Material for the task >>
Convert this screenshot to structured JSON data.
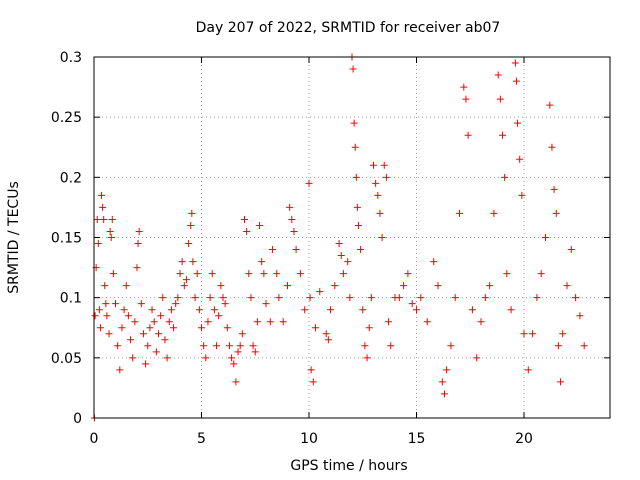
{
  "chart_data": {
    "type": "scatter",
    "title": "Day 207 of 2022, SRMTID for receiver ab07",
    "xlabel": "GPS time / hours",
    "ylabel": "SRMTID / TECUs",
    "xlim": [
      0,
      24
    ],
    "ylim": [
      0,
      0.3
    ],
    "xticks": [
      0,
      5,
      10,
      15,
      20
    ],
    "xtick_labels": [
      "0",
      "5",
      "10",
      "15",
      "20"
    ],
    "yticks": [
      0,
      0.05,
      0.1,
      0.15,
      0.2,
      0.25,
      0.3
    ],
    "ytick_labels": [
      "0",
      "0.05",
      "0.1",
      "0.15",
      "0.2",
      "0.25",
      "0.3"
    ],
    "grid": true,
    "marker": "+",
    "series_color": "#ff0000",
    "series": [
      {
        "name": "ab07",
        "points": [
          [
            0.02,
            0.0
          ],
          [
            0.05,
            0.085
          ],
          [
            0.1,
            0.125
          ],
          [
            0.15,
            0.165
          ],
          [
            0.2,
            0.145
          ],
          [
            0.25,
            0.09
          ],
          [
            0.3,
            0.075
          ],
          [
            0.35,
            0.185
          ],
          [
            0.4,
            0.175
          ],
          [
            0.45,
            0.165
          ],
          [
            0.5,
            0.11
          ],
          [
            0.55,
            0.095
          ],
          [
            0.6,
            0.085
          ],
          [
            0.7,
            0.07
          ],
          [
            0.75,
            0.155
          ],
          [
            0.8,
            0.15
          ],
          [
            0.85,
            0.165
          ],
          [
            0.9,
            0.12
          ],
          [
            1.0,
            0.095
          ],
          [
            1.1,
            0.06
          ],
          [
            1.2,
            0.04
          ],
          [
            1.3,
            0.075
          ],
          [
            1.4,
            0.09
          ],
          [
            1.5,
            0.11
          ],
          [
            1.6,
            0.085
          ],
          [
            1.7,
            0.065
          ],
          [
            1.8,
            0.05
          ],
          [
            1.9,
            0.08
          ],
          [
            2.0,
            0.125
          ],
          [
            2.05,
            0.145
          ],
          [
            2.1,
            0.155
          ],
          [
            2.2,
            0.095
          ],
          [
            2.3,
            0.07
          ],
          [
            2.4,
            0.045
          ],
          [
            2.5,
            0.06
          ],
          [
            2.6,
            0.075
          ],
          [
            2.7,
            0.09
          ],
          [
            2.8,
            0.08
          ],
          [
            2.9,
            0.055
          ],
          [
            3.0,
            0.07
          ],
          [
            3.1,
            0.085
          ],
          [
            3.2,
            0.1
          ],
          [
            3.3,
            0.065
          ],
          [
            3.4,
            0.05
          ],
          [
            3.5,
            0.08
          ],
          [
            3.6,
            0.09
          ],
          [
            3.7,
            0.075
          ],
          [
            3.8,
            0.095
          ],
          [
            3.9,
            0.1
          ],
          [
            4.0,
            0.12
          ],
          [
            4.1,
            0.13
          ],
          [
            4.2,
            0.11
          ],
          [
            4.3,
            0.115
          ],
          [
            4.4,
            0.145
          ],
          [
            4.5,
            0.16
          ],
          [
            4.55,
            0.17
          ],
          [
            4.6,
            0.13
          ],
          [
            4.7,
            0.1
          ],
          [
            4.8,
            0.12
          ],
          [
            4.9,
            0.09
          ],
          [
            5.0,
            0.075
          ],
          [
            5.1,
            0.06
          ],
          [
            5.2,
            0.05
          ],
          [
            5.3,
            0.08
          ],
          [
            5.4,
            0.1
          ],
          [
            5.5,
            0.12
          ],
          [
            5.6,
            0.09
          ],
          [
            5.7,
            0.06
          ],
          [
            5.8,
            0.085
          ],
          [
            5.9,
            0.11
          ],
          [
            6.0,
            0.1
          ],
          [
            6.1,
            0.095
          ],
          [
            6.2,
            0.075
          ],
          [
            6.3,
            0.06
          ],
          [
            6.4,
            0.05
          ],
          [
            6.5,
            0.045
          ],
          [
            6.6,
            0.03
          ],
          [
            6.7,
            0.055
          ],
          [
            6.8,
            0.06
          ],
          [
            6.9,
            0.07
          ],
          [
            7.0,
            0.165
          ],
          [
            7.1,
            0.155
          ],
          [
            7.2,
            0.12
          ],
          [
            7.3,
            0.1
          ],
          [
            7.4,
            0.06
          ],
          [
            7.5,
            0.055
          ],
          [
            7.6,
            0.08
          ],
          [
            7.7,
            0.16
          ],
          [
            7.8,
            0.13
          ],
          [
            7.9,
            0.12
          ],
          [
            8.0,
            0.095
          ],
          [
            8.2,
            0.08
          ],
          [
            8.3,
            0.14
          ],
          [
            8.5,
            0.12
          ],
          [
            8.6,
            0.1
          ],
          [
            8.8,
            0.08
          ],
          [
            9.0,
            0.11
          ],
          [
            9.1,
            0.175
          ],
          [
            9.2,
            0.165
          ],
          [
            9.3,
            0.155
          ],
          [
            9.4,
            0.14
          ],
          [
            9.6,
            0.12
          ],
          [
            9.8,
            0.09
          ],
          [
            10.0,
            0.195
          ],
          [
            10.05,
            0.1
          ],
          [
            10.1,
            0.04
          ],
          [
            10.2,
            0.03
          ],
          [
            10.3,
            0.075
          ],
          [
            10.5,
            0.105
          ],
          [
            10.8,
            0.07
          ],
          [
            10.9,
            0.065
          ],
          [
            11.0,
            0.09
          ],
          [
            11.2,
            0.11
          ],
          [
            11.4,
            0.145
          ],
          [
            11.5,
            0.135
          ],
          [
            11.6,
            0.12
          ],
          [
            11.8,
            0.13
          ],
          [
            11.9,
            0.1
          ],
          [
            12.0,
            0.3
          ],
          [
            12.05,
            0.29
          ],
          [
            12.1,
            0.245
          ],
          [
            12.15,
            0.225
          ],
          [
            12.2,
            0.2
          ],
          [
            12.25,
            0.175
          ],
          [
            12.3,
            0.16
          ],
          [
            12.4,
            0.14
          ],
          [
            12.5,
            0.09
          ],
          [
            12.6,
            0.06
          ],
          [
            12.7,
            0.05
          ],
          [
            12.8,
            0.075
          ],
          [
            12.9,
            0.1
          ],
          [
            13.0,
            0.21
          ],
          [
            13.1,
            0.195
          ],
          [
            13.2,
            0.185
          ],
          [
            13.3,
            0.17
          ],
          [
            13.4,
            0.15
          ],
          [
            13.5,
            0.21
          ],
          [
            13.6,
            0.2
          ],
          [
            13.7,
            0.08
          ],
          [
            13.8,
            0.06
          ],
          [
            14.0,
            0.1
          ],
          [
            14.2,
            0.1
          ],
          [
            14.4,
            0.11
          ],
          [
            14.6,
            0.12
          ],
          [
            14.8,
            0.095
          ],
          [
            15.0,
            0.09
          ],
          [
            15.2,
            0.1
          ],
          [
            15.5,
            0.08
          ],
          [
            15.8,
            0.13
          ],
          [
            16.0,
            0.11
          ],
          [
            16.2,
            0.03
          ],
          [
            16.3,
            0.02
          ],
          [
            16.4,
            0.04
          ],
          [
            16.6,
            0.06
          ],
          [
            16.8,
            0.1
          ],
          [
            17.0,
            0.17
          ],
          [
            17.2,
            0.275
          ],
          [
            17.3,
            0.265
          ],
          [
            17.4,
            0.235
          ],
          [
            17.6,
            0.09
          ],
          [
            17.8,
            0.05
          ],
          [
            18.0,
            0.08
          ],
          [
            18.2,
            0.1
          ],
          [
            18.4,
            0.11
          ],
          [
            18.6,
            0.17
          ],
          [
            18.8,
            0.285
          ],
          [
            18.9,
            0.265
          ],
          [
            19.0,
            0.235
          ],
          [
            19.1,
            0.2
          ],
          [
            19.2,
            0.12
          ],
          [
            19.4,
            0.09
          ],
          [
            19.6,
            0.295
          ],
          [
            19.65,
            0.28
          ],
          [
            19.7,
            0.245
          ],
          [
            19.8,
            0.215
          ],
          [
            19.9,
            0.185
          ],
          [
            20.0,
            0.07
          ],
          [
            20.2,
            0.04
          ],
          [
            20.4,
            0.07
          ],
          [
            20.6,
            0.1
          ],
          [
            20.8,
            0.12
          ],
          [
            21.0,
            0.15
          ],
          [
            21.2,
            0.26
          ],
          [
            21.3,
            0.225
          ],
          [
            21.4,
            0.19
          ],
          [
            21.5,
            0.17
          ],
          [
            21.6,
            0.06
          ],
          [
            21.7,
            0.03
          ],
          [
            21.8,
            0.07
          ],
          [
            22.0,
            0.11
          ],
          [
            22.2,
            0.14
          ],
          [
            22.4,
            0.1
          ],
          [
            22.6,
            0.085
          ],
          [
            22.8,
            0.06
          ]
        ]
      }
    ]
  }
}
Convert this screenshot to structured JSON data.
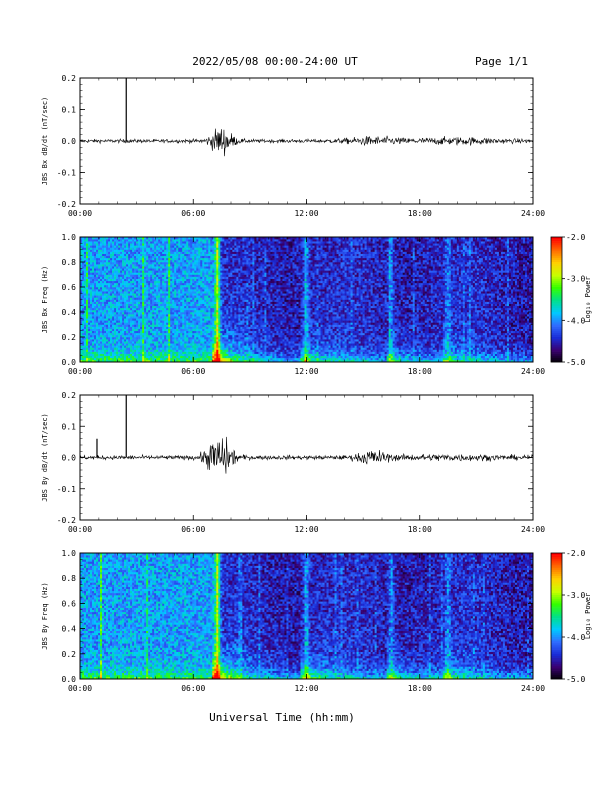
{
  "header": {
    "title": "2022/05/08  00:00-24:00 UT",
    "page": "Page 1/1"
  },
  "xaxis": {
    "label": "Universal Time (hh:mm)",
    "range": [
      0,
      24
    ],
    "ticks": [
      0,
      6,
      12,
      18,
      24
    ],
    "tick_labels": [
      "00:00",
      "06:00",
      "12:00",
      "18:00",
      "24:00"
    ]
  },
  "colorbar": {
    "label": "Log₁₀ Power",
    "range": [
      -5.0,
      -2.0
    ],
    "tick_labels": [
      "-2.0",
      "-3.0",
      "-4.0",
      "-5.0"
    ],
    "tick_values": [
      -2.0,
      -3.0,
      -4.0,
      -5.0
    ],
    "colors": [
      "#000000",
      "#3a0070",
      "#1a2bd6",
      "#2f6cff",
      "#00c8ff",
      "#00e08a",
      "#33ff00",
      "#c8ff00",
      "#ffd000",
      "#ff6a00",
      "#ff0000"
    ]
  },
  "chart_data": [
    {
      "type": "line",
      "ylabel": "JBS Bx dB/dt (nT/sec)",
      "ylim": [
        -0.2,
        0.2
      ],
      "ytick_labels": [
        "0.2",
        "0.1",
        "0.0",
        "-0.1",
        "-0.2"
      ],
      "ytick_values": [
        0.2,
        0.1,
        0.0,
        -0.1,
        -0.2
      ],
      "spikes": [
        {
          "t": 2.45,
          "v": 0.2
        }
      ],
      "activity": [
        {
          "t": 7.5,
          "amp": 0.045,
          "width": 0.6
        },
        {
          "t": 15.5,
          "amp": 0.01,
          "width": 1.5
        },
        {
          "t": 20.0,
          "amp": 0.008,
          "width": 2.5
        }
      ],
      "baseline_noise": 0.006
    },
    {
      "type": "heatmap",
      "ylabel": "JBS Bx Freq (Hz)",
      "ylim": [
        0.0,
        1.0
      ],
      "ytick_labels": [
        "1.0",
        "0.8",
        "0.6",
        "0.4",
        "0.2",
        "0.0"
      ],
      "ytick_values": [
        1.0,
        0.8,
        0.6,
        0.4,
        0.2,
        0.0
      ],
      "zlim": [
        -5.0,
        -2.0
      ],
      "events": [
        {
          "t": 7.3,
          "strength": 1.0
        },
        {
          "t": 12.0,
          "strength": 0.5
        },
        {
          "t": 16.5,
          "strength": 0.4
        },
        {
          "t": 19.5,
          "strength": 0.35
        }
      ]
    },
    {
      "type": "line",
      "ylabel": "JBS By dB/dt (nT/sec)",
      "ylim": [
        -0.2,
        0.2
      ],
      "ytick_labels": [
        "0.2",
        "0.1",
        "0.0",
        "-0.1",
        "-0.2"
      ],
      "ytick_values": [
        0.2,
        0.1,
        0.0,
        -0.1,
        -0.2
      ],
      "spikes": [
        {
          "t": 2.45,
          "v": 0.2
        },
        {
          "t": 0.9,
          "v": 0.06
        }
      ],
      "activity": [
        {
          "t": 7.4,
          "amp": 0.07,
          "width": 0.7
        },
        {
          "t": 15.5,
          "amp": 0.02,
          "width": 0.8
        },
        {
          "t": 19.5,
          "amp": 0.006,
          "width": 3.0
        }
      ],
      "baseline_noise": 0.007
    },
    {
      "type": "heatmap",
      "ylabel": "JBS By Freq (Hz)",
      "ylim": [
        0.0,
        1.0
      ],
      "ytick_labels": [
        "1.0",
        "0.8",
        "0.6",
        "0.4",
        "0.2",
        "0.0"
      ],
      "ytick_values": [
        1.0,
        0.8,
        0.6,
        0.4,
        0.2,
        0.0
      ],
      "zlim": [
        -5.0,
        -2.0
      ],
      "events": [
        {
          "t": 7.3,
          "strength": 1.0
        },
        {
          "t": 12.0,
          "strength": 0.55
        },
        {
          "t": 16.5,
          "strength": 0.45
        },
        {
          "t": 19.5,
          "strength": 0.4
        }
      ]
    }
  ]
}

Brief >> Show all lines from the data above in which the word "width" appears.

Solution for this exercise >>
          "width": 0.6
          "width": 1.5
          "width": 2.5
          "width": 0.7
          "width": 0.8
          "width": 3.0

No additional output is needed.